● Data entries:
----

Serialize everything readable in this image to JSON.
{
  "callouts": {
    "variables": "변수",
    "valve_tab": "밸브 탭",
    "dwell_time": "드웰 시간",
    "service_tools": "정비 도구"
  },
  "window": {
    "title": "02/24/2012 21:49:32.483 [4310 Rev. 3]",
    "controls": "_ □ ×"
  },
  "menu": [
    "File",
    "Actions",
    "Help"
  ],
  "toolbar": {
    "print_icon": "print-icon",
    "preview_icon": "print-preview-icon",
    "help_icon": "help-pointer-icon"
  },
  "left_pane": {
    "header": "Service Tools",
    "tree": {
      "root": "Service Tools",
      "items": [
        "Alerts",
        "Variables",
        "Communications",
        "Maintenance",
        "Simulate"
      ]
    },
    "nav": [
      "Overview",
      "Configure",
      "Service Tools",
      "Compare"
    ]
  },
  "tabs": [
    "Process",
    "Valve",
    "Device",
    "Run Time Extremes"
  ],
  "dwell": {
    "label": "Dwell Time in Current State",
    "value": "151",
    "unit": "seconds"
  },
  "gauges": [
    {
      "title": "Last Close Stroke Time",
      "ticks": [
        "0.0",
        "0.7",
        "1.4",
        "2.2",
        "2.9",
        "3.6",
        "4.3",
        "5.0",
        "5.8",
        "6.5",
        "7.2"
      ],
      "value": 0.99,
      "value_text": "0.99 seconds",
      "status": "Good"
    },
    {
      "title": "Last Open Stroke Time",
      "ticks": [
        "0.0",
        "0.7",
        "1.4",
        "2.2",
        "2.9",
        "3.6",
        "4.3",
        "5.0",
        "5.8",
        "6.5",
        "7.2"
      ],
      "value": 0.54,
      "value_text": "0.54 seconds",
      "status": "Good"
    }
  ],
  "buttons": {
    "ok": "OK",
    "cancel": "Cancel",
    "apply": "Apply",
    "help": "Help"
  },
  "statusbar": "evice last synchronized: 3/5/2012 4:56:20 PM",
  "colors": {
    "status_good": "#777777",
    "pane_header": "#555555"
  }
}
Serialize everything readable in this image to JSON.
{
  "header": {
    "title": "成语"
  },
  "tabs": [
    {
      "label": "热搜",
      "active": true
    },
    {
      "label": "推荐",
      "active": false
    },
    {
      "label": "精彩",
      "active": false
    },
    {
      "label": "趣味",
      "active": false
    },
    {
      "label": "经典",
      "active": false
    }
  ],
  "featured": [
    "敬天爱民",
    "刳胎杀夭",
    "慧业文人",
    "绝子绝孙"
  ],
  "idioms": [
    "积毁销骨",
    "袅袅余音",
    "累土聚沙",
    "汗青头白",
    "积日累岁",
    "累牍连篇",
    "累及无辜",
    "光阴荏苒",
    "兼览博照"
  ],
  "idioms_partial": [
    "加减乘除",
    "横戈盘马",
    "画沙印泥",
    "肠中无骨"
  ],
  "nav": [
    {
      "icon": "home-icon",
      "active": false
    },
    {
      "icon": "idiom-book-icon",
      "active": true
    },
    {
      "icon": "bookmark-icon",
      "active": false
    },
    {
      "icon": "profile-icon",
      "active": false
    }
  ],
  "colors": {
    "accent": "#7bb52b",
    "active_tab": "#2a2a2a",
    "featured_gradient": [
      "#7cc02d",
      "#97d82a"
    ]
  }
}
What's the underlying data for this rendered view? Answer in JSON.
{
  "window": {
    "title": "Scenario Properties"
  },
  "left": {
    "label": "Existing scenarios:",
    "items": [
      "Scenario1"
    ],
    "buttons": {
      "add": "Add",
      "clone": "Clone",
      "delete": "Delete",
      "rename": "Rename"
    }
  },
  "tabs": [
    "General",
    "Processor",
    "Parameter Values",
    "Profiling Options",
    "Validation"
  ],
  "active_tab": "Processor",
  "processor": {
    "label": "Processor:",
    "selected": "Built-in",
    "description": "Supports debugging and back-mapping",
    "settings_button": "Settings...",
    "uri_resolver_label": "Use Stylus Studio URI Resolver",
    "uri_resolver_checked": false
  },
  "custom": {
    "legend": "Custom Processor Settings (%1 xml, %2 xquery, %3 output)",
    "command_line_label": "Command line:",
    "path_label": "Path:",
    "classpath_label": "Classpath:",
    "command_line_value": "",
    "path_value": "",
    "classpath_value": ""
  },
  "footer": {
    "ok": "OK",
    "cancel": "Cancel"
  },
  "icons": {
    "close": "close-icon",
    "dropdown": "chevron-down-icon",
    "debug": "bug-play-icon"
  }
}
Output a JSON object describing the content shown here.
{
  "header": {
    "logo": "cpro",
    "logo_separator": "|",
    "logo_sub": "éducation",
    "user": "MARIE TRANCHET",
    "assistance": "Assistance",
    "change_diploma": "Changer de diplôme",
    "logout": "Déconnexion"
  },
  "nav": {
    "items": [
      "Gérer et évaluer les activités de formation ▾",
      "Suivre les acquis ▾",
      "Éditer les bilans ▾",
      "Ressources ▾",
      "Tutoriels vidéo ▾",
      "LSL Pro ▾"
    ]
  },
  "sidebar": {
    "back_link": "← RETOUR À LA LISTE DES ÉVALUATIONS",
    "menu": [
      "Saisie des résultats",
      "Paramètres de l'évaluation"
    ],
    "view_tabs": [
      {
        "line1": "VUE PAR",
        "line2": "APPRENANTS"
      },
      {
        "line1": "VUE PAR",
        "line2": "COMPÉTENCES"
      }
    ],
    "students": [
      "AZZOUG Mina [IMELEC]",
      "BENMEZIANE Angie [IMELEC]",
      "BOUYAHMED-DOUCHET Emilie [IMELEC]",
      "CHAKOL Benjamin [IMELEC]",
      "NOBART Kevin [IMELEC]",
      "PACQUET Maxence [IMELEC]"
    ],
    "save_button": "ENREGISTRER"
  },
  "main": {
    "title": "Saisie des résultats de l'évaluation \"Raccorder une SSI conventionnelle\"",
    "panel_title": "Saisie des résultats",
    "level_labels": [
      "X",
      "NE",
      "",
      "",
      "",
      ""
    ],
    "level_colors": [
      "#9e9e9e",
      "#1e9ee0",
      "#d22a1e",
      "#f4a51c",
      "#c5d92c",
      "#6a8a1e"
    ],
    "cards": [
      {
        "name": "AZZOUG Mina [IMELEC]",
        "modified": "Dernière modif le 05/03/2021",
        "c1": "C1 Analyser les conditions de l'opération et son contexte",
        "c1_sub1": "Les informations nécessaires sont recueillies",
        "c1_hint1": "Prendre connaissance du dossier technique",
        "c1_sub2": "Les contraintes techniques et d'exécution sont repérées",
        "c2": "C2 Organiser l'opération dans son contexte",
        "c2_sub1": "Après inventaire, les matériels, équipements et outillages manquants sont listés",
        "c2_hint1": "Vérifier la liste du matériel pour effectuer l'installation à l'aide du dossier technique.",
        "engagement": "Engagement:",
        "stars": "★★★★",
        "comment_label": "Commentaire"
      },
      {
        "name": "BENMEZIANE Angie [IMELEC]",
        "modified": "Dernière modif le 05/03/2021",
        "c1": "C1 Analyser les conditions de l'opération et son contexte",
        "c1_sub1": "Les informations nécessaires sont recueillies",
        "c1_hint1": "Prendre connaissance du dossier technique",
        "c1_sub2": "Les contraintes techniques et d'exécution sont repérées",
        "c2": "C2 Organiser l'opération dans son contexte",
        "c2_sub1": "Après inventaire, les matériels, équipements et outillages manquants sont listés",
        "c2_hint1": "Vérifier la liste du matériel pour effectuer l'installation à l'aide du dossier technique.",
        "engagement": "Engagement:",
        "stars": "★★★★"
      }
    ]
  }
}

----

● Challenge:
Reproduce each line verbatim.

● Right answer:
Serialize everything readable in this image to JSON.
{
  "callouts": {
    "variables": "변수",
    "valve_tab": "밸브 탭",
    "dwell_time": "드웰 시간",
    "service_tools": "정비 도구"
  },
  "window": {
    "title": "02/24/2012 21:49:32.483 [4310 Rev. 3]",
    "controls": "_ □ ×"
  },
  "menu": [
    "File",
    "Actions",
    "Help"
  ],
  "toolbar": {
    "print_icon": "print-icon",
    "preview_icon": "print-preview-icon",
    "help_icon": "help-pointer-icon"
  },
  "left_pane": {
    "header": "Service Tools",
    "tree": {
      "root": "Service Tools",
      "items": [
        "Alerts",
        "Variables",
        "Communications",
        "Maintenance",
        "Simulate"
      ]
    },
    "nav": [
      "Overview",
      "Configure",
      "Service Tools",
      "Compare"
    ]
  },
  "tabs": [
    "Process",
    "Valve",
    "Device",
    "Run Time Extremes"
  ],
  "dwell": {
    "label": "Dwell Time in Current State",
    "value": "151",
    "unit": "seconds"
  },
  "gauges": [
    {
      "title": "Last Close Stroke Time",
      "ticks": [
        "0.0",
        "0.7",
        "1.4",
        "2.2",
        "2.9",
        "3.6",
        "4.3",
        "5.0",
        "5.8",
        "6.5",
        "7.2"
      ],
      "value": 0.99,
      "value_text": "0.99 seconds",
      "status": "Good"
    },
    {
      "title": "Last Open Stroke Time",
      "ticks": [
        "0.0",
        "0.7",
        "1.4",
        "2.2",
        "2.9",
        "3.6",
        "4.3",
        "5.0",
        "5.8",
        "6.5",
        "7.2"
      ],
      "value": 0.54,
      "value_text": "0.54 seconds",
      "status": "Good"
    }
  ],
  "buttons": {
    "ok": "OK",
    "cancel": "Cancel",
    "apply": "Apply",
    "help": "Help"
  },
  "statusbar": "evice last synchronized: 3/5/2012 4:56:20 PM",
  "colors": {
    "status_good": "#777777",
    "pane_header": "#555555"
  }
}
Serialize everything readable in this image to JSON.
{
  "header": {
    "title": "成语"
  },
  "tabs": [
    {
      "label": "热搜",
      "active": true
    },
    {
      "label": "推荐",
      "active": false
    },
    {
      "label": "精彩",
      "active": false
    },
    {
      "label": "趣味",
      "active": false
    },
    {
      "label": "经典",
      "active": false
    }
  ],
  "featured": [
    "敬天爱民",
    "刳胎杀夭",
    "慧业文人",
    "绝子绝孙"
  ],
  "idioms": [
    "积毁销骨",
    "袅袅余音",
    "累土聚沙",
    "汗青头白",
    "积日累岁",
    "累牍连篇",
    "累及无辜",
    "光阴荏苒",
    "兼览博照"
  ],
  "idioms_partial": [
    "加减乘除",
    "横戈盘马",
    "画沙印泥",
    "肠中无骨"
  ],
  "nav": [
    {
      "icon": "home-icon",
      "active": false
    },
    {
      "icon": "idiom-book-icon",
      "active": true
    },
    {
      "icon": "bookmark-icon",
      "active": false
    },
    {
      "icon": "profile-icon",
      "active": false
    }
  ],
  "colors": {
    "accent": "#7bb52b",
    "active_tab": "#2a2a2a",
    "featured_gradient": [
      "#7cc02d",
      "#97d82a"
    ]
  }
}
What's the underlying data for this rendered view? Answer in JSON.
{
  "window": {
    "title": "Scenario Properties"
  },
  "left": {
    "label": "Existing scenarios:",
    "items": [
      "Scenario1"
    ],
    "buttons": {
      "add": "Add",
      "clone": "Clone",
      "delete": "Delete",
      "rename": "Rename"
    }
  },
  "tabs": [
    "General",
    "Processor",
    "Parameter Values",
    "Profiling Options",
    "Validation"
  ],
  "active_tab": "Processor",
  "processor": {
    "label": "Processor:",
    "selected": "Built-in",
    "description": "Supports debugging and back-mapping",
    "settings_button": "Settings...",
    "uri_resolver_label": "Use Stylus Studio URI Resolver",
    "uri_resolver_checked": false
  },
  "custom": {
    "legend": "Custom Processor Settings (%1 xml, %2 xquery, %3 output)",
    "command_line_label": "Command line:",
    "path_label": "Path:",
    "classpath_label": "Classpath:",
    "command_line_value": "",
    "path_value": "",
    "classpath_value": ""
  },
  "footer": {
    "ok": "OK",
    "cancel": "Cancel"
  },
  "icons": {
    "close": "close-icon",
    "dropdown": "chevron-down-icon",
    "debug": "bug-play-icon"
  }
}
Output a JSON object describing the content shown here.
{
  "header": {
    "logo": "cpro",
    "logo_separator": "|",
    "logo_sub": "éducation",
    "user": "MARIE TRANCHET",
    "assistance": "Assistance",
    "change_diploma": "Changer de diplôme",
    "logout": "Déconnexion"
  },
  "nav": {
    "items": [
      "Gérer et évaluer les activités de formation ▾",
      "Suivre les acquis ▾",
      "Éditer les bilans ▾",
      "Ressources ▾",
      "Tutoriels vidéo ▾",
      "LSL Pro ▾"
    ]
  },
  "sidebar": {
    "back_link": "← RETOUR À LA LISTE DES ÉVALUATIONS",
    "menu": [
      "Saisie des résultats",
      "Paramètres de l'évaluation"
    ],
    "view_tabs": [
      {
        "line1": "VUE PAR",
        "line2": "APPRENANTS"
      },
      {
        "line1": "VUE PAR",
        "line2": "COMPÉTENCES"
      }
    ],
    "students": [
      "AZZOUG Mina [IMELEC]",
      "BENMEZIANE Angie [IMELEC]",
      "BOUYAHMED-DOUCHET Emilie [IMELEC]",
      "CHAKOL Benjamin [IMELEC]",
      "NOBART Kevin [IMELEC]",
      "PACQUET Maxence [IMELEC]"
    ],
    "save_button": "ENREGISTRER"
  },
  "main": {
    "title": "Saisie des résultats de l'évaluation \"Raccorder une SSI conventionnelle\"",
    "panel_title": "Saisie des résultats",
    "level_labels": [
      "X",
      "NE",
      "",
      "",
      "",
      ""
    ],
    "level_colors": [
      "#9e9e9e",
      "#1e9ee0",
      "#d22a1e",
      "#f4a51c",
      "#c5d92c",
      "#6a8a1e"
    ],
    "cards": [
      {
        "name": "AZZOUG Mina [IMELEC]",
        "modified": "Dernière modif le 05/03/2021",
        "c1": "C1 Analyser les conditions de l'opération et son contexte",
        "c1_sub1": "Les informations nécessaires sont recueillies",
        "c1_hint1": "Prendre connaissance du dossier technique",
        "c1_sub2": "Les contraintes techniques et d'exécution sont repérées",
        "c2": "C2 Organiser l'opération dans son contexte",
        "c2_sub1": "Après inventaire, les matériels, équipements et outillages manquants sont listés",
        "c2_hint1": "Vérifier la liste du matériel pour effectuer l'installation à l'aide du dossier technique.",
        "engagement": "Engagement:",
        "stars": "★★★★",
        "comment_label": "Commentaire"
      },
      {
        "name": "BENMEZIANE Angie [IMELEC]",
        "modified": "Dernière modif le 05/03/2021",
        "c1": "C1 Analyser les conditions de l'opération et son contexte",
        "c1_sub1": "Les informations nécessaires sont recueillies",
        "c1_hint1": "Prendre connaissance du dossier technique",
        "c1_sub2": "Les contraintes techniques et d'exécution sont repérées",
        "c2": "C2 Organiser l'opération dans son contexte",
        "c2_sub1": "Après inventaire, les matériels, équipements et outillages manquants sont listés",
        "c2_hint1": "Vérifier la liste du matériel pour effectuer l'installation à l'aide du dossier technique.",
        "engagement": "Engagement:",
        "stars": "★★★★"
      }
    ]
  }
}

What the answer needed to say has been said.